-- Goal --
Return each entry exactly, omitting nothing.

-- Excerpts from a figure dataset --
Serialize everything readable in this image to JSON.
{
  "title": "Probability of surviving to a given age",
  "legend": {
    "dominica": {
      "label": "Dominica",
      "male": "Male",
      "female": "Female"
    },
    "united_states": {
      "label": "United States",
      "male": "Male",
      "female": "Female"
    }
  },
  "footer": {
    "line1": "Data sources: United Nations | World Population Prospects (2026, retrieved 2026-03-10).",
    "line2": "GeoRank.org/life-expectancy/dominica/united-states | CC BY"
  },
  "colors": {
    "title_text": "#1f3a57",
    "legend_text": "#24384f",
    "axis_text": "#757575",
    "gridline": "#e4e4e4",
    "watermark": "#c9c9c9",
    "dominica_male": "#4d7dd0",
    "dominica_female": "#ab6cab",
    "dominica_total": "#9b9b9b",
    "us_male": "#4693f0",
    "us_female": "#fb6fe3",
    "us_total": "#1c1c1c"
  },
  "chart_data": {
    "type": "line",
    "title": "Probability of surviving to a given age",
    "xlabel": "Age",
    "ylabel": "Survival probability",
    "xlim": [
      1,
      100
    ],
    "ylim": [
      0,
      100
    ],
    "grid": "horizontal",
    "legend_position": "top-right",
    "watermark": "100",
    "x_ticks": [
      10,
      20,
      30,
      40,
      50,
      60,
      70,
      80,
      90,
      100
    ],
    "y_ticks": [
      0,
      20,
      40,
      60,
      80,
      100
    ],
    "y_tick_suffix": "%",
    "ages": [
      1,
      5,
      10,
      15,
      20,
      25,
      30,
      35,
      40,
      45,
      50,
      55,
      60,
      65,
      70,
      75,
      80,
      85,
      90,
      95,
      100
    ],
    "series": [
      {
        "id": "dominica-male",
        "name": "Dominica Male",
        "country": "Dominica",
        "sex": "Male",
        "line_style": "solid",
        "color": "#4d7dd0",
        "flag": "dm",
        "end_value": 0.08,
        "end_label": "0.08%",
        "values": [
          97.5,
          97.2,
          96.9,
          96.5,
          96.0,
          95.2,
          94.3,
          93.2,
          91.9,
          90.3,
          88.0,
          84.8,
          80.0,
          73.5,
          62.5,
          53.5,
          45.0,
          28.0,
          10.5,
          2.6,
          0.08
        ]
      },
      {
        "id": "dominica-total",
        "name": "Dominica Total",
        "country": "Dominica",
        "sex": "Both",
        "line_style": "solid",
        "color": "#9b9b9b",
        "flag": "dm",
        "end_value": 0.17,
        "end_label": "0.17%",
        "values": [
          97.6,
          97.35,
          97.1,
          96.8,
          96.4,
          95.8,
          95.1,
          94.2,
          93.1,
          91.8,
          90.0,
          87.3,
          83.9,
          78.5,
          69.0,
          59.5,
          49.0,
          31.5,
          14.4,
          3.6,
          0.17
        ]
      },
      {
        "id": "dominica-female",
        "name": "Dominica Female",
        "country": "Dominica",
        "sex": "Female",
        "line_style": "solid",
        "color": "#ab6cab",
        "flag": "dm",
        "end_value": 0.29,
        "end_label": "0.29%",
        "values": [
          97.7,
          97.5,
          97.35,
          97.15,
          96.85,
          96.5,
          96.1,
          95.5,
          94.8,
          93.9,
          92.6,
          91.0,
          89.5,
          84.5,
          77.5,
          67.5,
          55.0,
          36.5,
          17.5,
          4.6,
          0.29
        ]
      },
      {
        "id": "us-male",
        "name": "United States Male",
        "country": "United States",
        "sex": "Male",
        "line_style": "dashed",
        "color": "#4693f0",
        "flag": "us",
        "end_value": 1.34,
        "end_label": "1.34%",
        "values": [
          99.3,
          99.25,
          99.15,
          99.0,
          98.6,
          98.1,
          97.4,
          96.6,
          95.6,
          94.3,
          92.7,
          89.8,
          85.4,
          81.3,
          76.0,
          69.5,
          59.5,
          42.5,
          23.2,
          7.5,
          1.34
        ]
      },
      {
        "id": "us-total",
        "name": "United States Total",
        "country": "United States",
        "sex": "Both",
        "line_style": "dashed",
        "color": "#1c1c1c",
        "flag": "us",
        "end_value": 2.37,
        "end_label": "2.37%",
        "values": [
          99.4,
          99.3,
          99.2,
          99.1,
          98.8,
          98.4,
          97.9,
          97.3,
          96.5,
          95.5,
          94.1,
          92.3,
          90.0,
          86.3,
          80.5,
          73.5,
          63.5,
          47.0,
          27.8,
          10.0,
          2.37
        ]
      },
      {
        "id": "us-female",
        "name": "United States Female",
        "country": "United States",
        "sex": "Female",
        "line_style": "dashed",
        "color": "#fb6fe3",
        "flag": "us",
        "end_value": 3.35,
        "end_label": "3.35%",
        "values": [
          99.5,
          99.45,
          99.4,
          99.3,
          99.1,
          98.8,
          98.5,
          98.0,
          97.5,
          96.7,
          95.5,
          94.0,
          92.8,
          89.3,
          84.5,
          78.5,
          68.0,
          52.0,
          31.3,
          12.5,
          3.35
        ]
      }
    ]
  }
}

-- Solution for this task --
Serialize everything readable in this image to JSON.
{
  "title": "Probability of surviving to a given age",
  "legend": {
    "dominica": {
      "label": "Dominica",
      "male": "Male",
      "female": "Female"
    },
    "united_states": {
      "label": "United States",
      "male": "Male",
      "female": "Female"
    }
  },
  "footer": {
    "line1": "Data sources: United Nations | World Population Prospects (2026, retrieved 2026-03-10).",
    "line2": "GeoRank.org/life-expectancy/dominica/united-states | CC BY"
  },
  "colors": {
    "title_text": "#1f3a57",
    "legend_text": "#24384f",
    "axis_text": "#757575",
    "gridline": "#e4e4e4",
    "watermark": "#c9c9c9",
    "dominica_male": "#4d7dd0",
    "dominica_female": "#ab6cab",
    "dominica_total": "#9b9b9b",
    "us_male": "#4693f0",
    "us_female": "#fb6fe3",
    "us_total": "#1c1c1c"
  },
  "chart_data": {
    "type": "line",
    "title": "Probability of surviving to a given age",
    "xlabel": "Age",
    "ylabel": "Survival probability",
    "xlim": [
      1,
      100
    ],
    "ylim": [
      0,
      100
    ],
    "grid": "horizontal",
    "legend_position": "top-right",
    "watermark": "100",
    "x_ticks": [
      10,
      20,
      30,
      40,
      50,
      60,
      70,
      80,
      90,
      100
    ],
    "y_ticks": [
      0,
      20,
      40,
      60,
      80,
      100
    ],
    "y_tick_suffix": "%",
    "ages": [
      1,
      5,
      10,
      15,
      20,
      25,
      30,
      35,
      40,
      45,
      50,
      55,
      60,
      65,
      70,
      75,
      80,
      85,
      90,
      95,
      100
    ],
    "series": [
      {
        "id": "dominica-male",
        "name": "Dominica Male",
        "country": "Dominica",
        "sex": "Male",
        "line_style": "solid",
        "color": "#4d7dd0",
        "flag": "dm",
        "end_value": 0.08,
        "end_label": "0.08%",
        "values": [
          97.5,
          97.2,
          96.9,
          96.5,
          96.0,
          95.2,
          94.3,
          93.2,
          91.9,
          90.3,
          88.0,
          84.8,
          80.0,
          73.5,
          62.5,
          53.5,
          45.0,
          28.0,
          10.5,
          2.6,
          0.08
        ]
      },
      {
        "id": "dominica-total",
        "name": "Dominica Total",
        "country": "Dominica",
        "sex": "Both",
        "line_style": "solid",
        "color": "#9b9b9b",
        "flag": "dm",
        "end_value": 0.17,
        "end_label": "0.17%",
        "values": [
          97.6,
          97.35,
          97.1,
          96.8,
          96.4,
          95.8,
          95.1,
          94.2,
          93.1,
          91.8,
          90.0,
          87.3,
          83.9,
          78.5,
          69.0,
          59.5,
          49.0,
          31.5,
          14.4,
          3.6,
          0.17
        ]
      },
      {
        "id": "dominica-female",
        "name": "Dominica Female",
        "country": "Dominica",
        "sex": "Female",
        "line_style": "solid",
        "color": "#ab6cab",
        "flag": "dm",
        "end_value": 0.29,
        "end_label": "0.29%",
        "values": [
          97.7,
          97.5,
          97.35,
          97.15,
          96.85,
          96.5,
          96.1,
          95.5,
          94.8,
          93.9,
          92.6,
          91.0,
          89.5,
          84.5,
          77.5,
          67.5,
          55.0,
          36.5,
          17.5,
          4.6,
          0.29
        ]
      },
      {
        "id": "us-male",
        "name": "United States Male",
        "country": "United States",
        "sex": "Male",
        "line_style": "dashed",
        "color": "#4693f0",
        "flag": "us",
        "end_value": 1.34,
        "end_label": "1.34%",
        "values": [
          99.3,
          99.25,
          99.15,
          99.0,
          98.6,
          98.1,
          97.4,
          96.6,
          95.6,
          94.3,
          92.7,
          89.8,
          85.4,
          81.3,
          76.0,
          69.5,
          59.5,
          42.5,
          23.2,
          7.5,
          1.34
        ]
      },
      {
        "id": "us-total",
        "name": "United States Total",
        "country": "United States",
        "sex": "Both",
        "line_style": "dashed",
        "color": "#1c1c1c",
        "flag": "us",
        "end_value": 2.37,
        "end_label": "2.37%",
        "values": [
          99.4,
          99.3,
          99.2,
          99.1,
          98.8,
          98.4,
          97.9,
          97.3,
          96.5,
          95.5,
          94.1,
          92.3,
          90.0,
          86.3,
          80.5,
          73.5,
          63.5,
          47.0,
          27.8,
          10.0,
          2.37
        ]
      },
      {
        "id": "us-female",
        "name": "United States Female",
        "country": "United States",
        "sex": "Female",
        "line_style": "dashed",
        "color": "#fb6fe3",
        "flag": "us",
        "end_value": 3.35,
        "end_label": "3.35%",
        "values": [
          99.5,
          99.45,
          99.4,
          99.3,
          99.1,
          98.8,
          98.5,
          98.0,
          97.5,
          96.7,
          95.5,
          94.0,
          92.8,
          89.3,
          84.5,
          78.5,
          68.0,
          52.0,
          31.3,
          12.5,
          3.35
        ]
      }
    ]
  }
}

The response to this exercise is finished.